Task directions >> For the entries that follow, state how many lines include the word "polinema", giving the number and nothing else.

Saved entries >>
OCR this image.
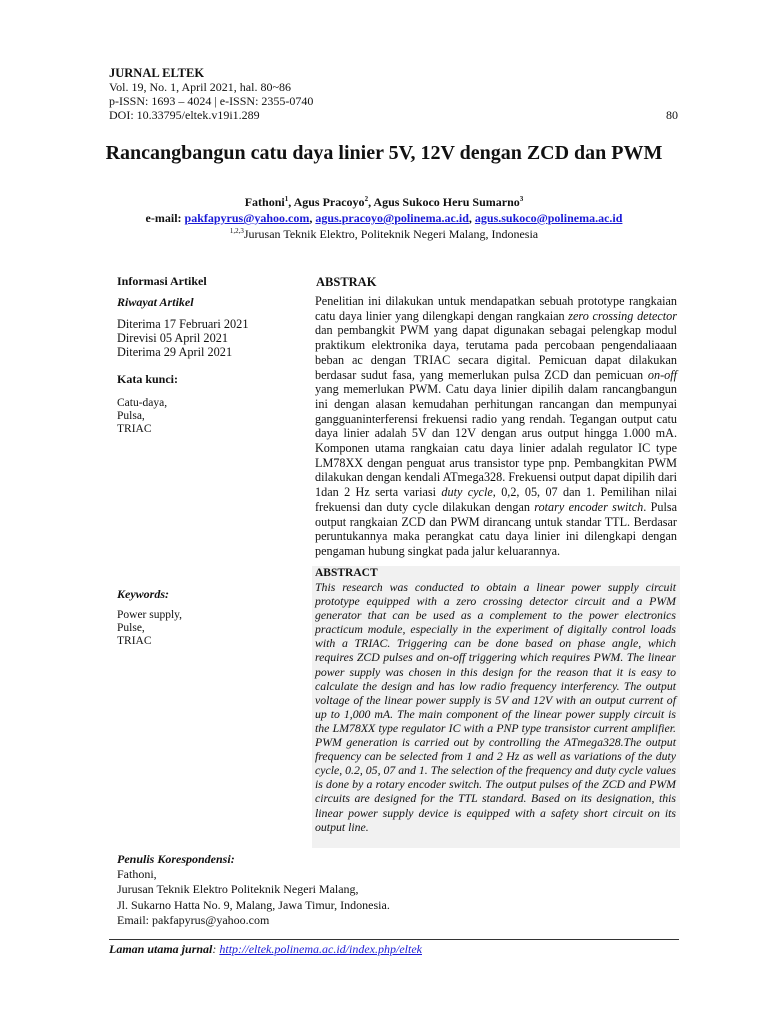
JURNAL ELTEK
Vol. 19, No. 1, April 2021, hal. 80~86
p-ISSN: 1693 – 4024 | e-ISSN: 2355-0740
DOI: 10.33795/eltek.v19i1.289	80
Rancangbangun catu daya linier 5V, 12V dengan ZCD dan PWM
Fathoni$^1$, Agus Pracoyo$^2$, Agus Sukoco Heru Sumarno$^3$
e-mail: pakfapyrus@yahoo.com, agus.pracoyo@polinema.ac.id, agus.sukoco@polinema.ac.id
$^{1,2,3}$Jurusan Teknik Elektro, Politeknik Negeri Malang, Indonesia
Informasi Artikel
Riwayat Artikel
Diterima 17 Februari 2021
Direvisi 05 April 2021
Diterima 29 April 2021
Kata kunci:
Catu-daya,
Pulsa,
TRIAC
Keywords:
Power supply,
Pulse,
TRIAC
ABSTRAK
Penelitian ini dilakukan untuk mendapatkan sebuah prototype rangkaian catu daya linier yang dilengkapi dengan rangkaian zero crossing detector dan pembangkit PWM yang dapat digunakan sebagai pelengkap modul praktikum elektronika daya, terutama pada percobaan pengendaliaaan beban ac dengan TRIAC secara digital. Pemicuan dapat dilakukan berdasar sudut fasa, yang memerlukan pulsa ZCD dan pemicuan on-off yang memerlukan PWM. Catu daya linier dipilih dalam rancangbangun ini dengan alasan kemudahan perhitungan rancangan dan mempunyai gangguaninterferensi frekuensi radio yang rendah. Tegangan output catu daya linier adalah 5V dan 12V dengan arus output hingga 1.000 mA. Komponen utama rangkaian catu daya linier adalah regulator IC type LM78XX dengan penguat arus transistor type pnp. Pembangkitan PWM dilakukan dengan kendali ATmega328. Frekuensi output dapat dipilih dari 1dan 2 Hz serta variasi duty cycle, 0,2, 05, 07 dan 1. Pemilihan nilai frekuensi dan duty cycle dilakukan dengan rotary encoder switch. Pulsa output rangkaian ZCD dan PWM dirancang untuk standar TTL. Berdasar peruntukannya maka perangkat catu daya linier ini dilengkapi dengan pengaman hubung singkat pada jalur keluarannya.
ABSTRACT
This research was conducted to obtain a linear power supply circuit prototype equipped with a zero crossing detector circuit and a PWM generator that can be used as a complement to the power electronics practicum module, especially in the experiment of digitally control loads with a TRIAC. Triggering can be done based on phase angle, which requires ZCD pulses and on-off triggering which requires PWM. The linear power supply was chosen in this design for the reason that it is easy to calculate the design and has low radio frequency interferency. The output voltage of the linear power supply is 5V and 12V with an output current of up to 1,000 mA. The main component of the linear power supply circuit is the LM78XX type regulator IC with a PNP type transistor current amplifier. PWM generation is carried out by controlling the ATmega328.The output frequency can be selected from 1 and 2 Hz as well as variations of the duty cycle, 0.2, 05, 07 and 1. The selection of the frequency and duty cycle values is done by a rotary encoder switch. The output pulses of the ZCD and PWM circuits are designed for the TTL standard. Based on its designation, this linear power supply device is equipped with a safety short circuit on its output line.
Penulis Korespondensi:
Fathoni,
Jurusan Teknik Elektro Politeknik Negeri Malang,
Jl. Sukarno Hatta No. 9, Malang, Jawa Timur, Indonesia.
Email: pakfapyrus@yahoo.com
Laman utama jurnal: http://eltek.polinema.ac.id/index.php/eltek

Solution for this task >> 2